TASK REQUIREMENTS >>
Establish how many lines in the material include the string "Prot" and report it as a lone number.

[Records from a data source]
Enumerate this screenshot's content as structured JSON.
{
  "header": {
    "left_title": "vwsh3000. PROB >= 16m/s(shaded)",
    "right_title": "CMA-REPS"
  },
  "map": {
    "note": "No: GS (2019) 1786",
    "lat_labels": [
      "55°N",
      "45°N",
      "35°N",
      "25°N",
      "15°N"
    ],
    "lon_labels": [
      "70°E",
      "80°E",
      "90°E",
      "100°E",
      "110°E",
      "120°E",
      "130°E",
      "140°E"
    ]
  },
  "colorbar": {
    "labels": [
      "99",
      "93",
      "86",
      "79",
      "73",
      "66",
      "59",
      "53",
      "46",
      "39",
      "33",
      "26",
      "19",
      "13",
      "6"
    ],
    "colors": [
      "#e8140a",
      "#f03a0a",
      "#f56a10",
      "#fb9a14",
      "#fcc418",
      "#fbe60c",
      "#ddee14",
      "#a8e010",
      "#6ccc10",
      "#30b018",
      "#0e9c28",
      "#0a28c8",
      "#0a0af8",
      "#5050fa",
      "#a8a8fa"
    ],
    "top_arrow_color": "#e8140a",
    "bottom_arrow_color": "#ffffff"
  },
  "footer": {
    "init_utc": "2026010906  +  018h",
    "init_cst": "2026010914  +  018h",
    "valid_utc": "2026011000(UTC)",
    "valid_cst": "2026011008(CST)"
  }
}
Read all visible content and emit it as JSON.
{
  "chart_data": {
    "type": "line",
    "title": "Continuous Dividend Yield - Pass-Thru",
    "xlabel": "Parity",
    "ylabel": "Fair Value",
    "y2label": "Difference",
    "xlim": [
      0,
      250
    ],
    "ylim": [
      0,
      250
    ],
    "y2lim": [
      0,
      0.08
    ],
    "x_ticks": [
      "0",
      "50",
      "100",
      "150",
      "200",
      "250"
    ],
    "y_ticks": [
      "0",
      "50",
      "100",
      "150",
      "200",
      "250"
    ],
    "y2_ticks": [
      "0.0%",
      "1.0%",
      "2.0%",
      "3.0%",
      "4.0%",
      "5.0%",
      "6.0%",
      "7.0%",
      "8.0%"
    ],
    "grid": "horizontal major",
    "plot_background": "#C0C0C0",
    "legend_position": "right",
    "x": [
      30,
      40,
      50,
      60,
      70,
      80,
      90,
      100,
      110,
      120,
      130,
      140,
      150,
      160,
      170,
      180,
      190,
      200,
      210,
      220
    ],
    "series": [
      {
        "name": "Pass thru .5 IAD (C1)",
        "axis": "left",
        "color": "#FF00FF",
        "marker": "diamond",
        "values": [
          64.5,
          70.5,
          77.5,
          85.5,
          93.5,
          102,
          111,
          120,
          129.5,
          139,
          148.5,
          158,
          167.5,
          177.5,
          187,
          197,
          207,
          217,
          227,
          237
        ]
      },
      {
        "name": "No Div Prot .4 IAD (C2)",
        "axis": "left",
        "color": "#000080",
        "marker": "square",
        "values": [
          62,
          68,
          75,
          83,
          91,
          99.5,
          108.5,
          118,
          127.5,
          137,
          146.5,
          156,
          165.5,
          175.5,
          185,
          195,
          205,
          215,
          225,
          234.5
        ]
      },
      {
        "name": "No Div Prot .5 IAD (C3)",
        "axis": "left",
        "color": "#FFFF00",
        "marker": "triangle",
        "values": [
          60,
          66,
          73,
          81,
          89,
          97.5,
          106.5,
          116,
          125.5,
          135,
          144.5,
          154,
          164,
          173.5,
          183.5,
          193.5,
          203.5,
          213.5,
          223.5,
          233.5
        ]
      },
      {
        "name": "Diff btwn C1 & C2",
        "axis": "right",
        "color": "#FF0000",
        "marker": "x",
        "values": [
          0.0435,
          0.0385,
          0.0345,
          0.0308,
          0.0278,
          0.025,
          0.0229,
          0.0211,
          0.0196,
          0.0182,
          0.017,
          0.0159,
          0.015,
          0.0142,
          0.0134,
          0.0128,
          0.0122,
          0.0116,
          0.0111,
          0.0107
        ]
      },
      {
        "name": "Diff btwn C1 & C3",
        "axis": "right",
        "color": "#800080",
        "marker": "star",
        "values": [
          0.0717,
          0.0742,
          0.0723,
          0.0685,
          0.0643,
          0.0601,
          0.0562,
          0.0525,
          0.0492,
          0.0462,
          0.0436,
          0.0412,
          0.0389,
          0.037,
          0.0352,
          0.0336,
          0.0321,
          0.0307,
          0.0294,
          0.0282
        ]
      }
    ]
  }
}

SOLUTION FOR THIS EXERCISE >>
2